### EXERCISE REQUIREMENTS
Scan the listing and work out how many lines contain the word "EMİRİM". Nothing but the number should be given.

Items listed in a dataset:
= = = = = = =
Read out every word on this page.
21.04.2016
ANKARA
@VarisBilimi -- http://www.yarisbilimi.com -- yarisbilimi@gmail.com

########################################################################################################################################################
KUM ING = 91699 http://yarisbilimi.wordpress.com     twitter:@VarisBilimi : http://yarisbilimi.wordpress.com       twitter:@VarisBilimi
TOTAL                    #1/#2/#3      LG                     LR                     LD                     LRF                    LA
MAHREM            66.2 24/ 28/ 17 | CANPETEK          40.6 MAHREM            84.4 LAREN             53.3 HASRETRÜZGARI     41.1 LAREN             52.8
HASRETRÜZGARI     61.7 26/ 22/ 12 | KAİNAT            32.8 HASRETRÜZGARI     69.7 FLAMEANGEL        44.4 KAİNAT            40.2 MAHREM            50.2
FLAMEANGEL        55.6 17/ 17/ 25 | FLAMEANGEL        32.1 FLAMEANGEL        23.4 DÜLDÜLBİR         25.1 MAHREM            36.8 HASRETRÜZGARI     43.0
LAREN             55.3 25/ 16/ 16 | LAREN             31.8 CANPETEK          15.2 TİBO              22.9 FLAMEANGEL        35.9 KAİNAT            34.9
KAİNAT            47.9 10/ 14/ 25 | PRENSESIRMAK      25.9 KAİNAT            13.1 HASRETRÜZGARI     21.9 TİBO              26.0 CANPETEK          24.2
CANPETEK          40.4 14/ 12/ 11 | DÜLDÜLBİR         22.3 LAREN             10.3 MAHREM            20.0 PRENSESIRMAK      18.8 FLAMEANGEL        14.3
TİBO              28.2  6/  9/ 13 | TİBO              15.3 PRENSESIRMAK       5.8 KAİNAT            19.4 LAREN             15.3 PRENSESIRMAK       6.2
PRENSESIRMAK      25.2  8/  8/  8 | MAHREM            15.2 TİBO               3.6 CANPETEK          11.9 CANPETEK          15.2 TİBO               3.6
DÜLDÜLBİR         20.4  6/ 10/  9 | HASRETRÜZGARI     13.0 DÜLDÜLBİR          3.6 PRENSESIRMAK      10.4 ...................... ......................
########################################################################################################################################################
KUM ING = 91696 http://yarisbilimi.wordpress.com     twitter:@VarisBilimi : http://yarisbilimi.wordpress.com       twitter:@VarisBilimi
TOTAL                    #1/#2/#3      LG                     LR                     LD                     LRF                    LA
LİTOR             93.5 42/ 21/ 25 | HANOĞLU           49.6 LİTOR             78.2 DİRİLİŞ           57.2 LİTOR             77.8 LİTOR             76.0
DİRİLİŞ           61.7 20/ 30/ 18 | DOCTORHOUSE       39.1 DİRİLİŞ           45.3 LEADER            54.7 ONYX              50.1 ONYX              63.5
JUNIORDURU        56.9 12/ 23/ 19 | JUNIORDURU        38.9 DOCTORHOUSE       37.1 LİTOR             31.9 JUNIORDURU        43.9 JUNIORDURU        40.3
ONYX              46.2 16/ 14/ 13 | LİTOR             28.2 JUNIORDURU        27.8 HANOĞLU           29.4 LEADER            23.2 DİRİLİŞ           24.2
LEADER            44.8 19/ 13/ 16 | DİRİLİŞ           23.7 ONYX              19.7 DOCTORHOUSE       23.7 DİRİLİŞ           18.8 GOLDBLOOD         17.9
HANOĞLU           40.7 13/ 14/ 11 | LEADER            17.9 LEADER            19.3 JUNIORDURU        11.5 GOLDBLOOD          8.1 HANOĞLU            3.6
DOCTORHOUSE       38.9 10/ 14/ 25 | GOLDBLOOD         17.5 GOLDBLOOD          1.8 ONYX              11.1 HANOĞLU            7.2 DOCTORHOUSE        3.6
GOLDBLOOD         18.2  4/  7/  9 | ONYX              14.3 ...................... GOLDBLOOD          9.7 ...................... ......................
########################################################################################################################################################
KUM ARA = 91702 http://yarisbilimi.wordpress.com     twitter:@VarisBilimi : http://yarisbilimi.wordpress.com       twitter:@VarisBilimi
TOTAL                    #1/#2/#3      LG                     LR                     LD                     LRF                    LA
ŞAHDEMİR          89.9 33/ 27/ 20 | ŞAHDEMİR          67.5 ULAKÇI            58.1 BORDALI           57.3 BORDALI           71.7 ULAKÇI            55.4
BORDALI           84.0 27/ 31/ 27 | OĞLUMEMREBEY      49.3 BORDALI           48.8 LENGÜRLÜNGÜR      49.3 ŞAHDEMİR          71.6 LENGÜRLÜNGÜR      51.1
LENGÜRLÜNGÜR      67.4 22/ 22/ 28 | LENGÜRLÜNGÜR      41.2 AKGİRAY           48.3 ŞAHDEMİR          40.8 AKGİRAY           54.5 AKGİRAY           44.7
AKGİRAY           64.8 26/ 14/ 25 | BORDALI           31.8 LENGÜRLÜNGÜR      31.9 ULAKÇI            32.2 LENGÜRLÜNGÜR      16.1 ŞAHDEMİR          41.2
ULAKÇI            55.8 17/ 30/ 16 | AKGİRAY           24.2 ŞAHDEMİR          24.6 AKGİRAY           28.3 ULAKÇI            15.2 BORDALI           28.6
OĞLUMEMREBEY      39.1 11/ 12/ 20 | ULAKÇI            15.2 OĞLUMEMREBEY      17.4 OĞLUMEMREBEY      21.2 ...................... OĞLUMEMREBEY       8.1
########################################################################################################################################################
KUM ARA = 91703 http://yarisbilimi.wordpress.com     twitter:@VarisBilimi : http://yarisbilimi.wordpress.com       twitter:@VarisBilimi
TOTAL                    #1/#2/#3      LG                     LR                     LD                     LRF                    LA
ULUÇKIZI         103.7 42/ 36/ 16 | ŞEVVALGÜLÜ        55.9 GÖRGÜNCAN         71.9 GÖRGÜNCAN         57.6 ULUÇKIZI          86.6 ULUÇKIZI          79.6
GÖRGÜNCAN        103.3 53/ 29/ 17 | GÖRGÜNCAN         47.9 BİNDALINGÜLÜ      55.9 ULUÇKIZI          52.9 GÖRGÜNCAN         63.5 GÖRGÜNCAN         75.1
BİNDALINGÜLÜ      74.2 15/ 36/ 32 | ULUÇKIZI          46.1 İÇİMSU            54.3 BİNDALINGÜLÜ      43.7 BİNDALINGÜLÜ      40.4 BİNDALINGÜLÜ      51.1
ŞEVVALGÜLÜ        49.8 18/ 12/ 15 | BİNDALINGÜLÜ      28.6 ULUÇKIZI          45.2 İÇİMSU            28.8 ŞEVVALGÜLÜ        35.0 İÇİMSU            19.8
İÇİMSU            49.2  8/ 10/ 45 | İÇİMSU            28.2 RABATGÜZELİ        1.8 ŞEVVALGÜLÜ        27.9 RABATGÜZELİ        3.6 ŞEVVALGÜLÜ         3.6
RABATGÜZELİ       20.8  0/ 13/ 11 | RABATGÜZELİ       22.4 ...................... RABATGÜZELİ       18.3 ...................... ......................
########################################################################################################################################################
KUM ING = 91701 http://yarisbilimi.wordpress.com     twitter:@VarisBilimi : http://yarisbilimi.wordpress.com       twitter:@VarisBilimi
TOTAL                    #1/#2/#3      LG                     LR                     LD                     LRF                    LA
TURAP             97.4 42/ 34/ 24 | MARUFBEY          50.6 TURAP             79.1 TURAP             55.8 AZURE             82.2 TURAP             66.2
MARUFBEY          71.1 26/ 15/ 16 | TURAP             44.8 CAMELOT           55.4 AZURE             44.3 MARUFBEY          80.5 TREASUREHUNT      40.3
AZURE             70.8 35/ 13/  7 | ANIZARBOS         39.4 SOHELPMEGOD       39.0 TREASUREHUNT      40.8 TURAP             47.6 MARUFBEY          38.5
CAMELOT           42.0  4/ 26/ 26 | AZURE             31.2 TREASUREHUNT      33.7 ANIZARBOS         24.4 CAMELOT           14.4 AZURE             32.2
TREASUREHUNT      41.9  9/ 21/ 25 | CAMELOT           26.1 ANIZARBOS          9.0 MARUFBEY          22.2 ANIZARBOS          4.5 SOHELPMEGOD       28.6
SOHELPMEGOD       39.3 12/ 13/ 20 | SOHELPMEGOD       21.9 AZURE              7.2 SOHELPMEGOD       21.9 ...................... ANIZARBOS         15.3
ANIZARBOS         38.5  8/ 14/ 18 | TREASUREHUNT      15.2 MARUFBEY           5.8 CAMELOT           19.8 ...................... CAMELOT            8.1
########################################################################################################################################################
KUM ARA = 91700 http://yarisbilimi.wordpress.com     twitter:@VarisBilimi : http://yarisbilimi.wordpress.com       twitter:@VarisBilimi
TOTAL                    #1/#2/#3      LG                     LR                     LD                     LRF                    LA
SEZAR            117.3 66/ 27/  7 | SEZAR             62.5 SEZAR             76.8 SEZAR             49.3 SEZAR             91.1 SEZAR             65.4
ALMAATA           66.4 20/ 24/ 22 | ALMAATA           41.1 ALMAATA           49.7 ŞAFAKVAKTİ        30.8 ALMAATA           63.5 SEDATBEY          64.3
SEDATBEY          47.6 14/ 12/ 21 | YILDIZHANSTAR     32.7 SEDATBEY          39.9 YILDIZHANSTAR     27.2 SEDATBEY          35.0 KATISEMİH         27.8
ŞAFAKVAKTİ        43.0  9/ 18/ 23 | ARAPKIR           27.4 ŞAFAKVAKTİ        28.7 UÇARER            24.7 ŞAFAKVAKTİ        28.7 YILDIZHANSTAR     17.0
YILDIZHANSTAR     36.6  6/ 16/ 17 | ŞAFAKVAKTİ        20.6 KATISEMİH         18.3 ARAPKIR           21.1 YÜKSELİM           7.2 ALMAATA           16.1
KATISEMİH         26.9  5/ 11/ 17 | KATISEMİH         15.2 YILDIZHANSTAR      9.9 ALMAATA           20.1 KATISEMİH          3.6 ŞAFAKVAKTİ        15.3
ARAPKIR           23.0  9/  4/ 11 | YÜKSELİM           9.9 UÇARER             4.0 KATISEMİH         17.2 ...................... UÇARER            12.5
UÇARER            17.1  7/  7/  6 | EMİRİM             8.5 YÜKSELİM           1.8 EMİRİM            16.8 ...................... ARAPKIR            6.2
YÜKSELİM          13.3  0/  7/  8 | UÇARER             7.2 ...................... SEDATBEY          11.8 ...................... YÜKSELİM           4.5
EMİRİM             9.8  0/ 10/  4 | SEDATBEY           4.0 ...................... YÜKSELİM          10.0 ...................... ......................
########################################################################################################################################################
= = = = = = =
### ANSWER TO THIS EXERCISE
2